_Required task_
Leave out the pictures and return every entry exactly as it appears.

* start *

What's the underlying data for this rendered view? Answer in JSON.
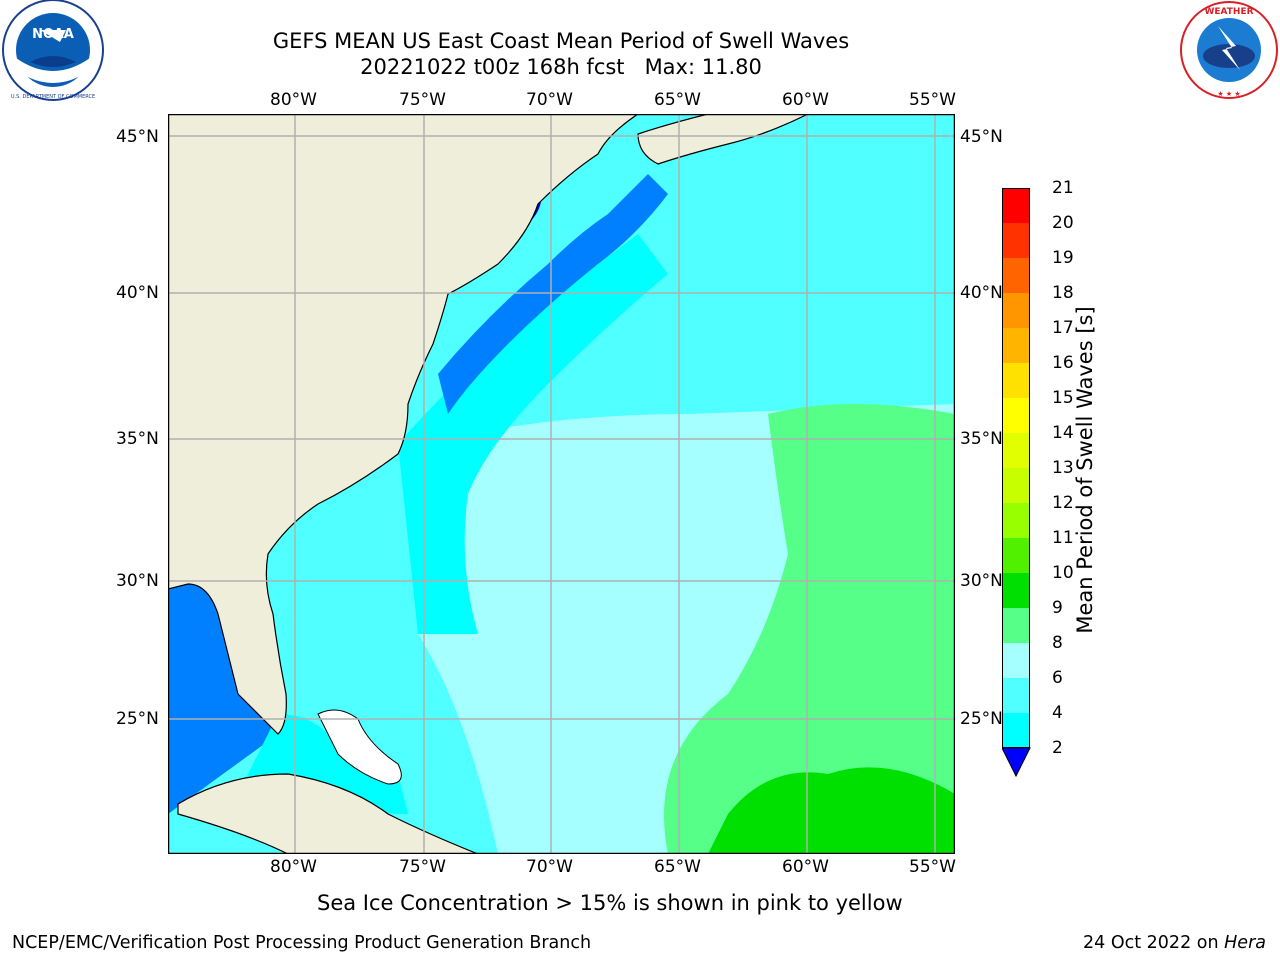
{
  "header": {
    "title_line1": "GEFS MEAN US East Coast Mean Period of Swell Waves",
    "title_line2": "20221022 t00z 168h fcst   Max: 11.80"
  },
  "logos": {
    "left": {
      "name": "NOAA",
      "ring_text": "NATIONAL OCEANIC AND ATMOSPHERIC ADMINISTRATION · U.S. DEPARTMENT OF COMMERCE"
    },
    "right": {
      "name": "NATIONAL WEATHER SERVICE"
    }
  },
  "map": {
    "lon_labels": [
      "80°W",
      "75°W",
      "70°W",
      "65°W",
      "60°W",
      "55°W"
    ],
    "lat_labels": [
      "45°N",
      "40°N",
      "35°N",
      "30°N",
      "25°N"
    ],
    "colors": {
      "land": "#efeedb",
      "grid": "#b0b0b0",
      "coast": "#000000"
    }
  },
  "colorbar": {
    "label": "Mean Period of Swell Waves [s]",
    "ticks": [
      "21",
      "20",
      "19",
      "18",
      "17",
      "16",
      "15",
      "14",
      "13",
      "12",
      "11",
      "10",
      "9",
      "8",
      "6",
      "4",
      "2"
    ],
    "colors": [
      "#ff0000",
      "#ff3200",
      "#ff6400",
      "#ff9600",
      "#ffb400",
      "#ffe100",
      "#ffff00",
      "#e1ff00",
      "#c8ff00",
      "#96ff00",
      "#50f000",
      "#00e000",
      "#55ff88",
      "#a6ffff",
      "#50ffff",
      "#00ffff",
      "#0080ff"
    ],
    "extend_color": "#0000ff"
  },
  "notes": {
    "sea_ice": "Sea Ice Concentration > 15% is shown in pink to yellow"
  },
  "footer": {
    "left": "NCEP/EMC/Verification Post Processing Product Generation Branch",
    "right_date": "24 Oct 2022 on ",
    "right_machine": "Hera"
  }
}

* end *

_Task output_
What's the underlying data for this rendered view? Answer in JSON.
{
  "header": {
    "title_line1": "GEFS MEAN US East Coast Mean Period of Swell Waves",
    "title_line2": "20221022 t00z 168h fcst   Max: 11.80"
  },
  "logos": {
    "left": {
      "name": "NOAA",
      "ring_text": "NATIONAL OCEANIC AND ATMOSPHERIC ADMINISTRATION · U.S. DEPARTMENT OF COMMERCE"
    },
    "right": {
      "name": "NATIONAL WEATHER SERVICE"
    }
  },
  "map": {
    "lon_labels": [
      "80°W",
      "75°W",
      "70°W",
      "65°W",
      "60°W",
      "55°W"
    ],
    "lat_labels": [
      "45°N",
      "40°N",
      "35°N",
      "30°N",
      "25°N"
    ],
    "colors": {
      "land": "#efeedb",
      "grid": "#b0b0b0",
      "coast": "#000000"
    }
  },
  "colorbar": {
    "label": "Mean Period of Swell Waves [s]",
    "ticks": [
      "21",
      "20",
      "19",
      "18",
      "17",
      "16",
      "15",
      "14",
      "13",
      "12",
      "11",
      "10",
      "9",
      "8",
      "6",
      "4",
      "2"
    ],
    "colors": [
      "#ff0000",
      "#ff3200",
      "#ff6400",
      "#ff9600",
      "#ffb400",
      "#ffe100",
      "#ffff00",
      "#e1ff00",
      "#c8ff00",
      "#96ff00",
      "#50f000",
      "#00e000",
      "#55ff88",
      "#a6ffff",
      "#50ffff",
      "#00ffff",
      "#0080ff"
    ],
    "extend_color": "#0000ff"
  },
  "notes": {
    "sea_ice": "Sea Ice Concentration > 15% is shown in pink to yellow"
  },
  "footer": {
    "left": "NCEP/EMC/Verification Post Processing Product Generation Branch",
    "right_date": "24 Oct 2022 on ",
    "right_machine": "Hera"
  }
}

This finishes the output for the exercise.